• [INSTRUCTION] Skip the images. Copy the records exactly as written.

(Records about charts and figures)
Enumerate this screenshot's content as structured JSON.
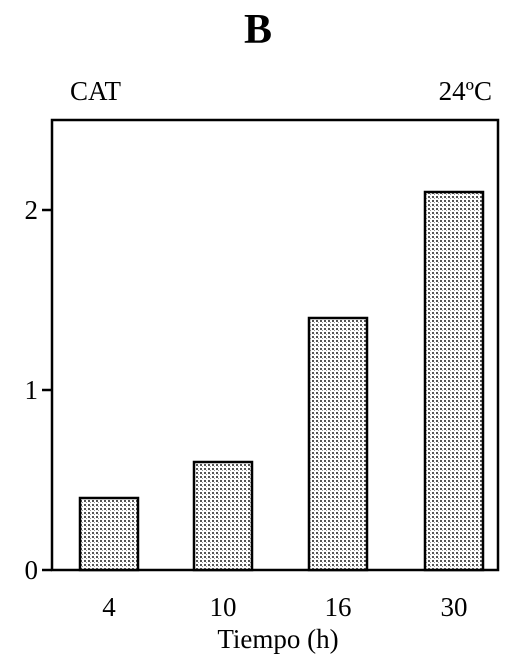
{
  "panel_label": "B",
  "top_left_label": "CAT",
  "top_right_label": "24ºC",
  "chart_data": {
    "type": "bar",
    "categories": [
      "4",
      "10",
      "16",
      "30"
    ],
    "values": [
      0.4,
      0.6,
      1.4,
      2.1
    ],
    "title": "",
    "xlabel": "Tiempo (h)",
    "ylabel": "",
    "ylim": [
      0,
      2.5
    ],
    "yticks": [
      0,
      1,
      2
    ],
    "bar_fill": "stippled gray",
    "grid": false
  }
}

• [RESULT FOR THIS TASK]
Enumerate this screenshot's content as structured JSON.
{
  "panel_label": "B",
  "top_left_label": "CAT",
  "top_right_label": "24ºC",
  "chart_data": {
    "type": "bar",
    "categories": [
      "4",
      "10",
      "16",
      "30"
    ],
    "values": [
      0.4,
      0.6,
      1.4,
      2.1
    ],
    "title": "",
    "xlabel": "Tiempo (h)",
    "ylabel": "",
    "ylim": [
      0,
      2.5
    ],
    "yticks": [
      0,
      1,
      2
    ],
    "bar_fill": "stippled gray",
    "grid": false
  }
}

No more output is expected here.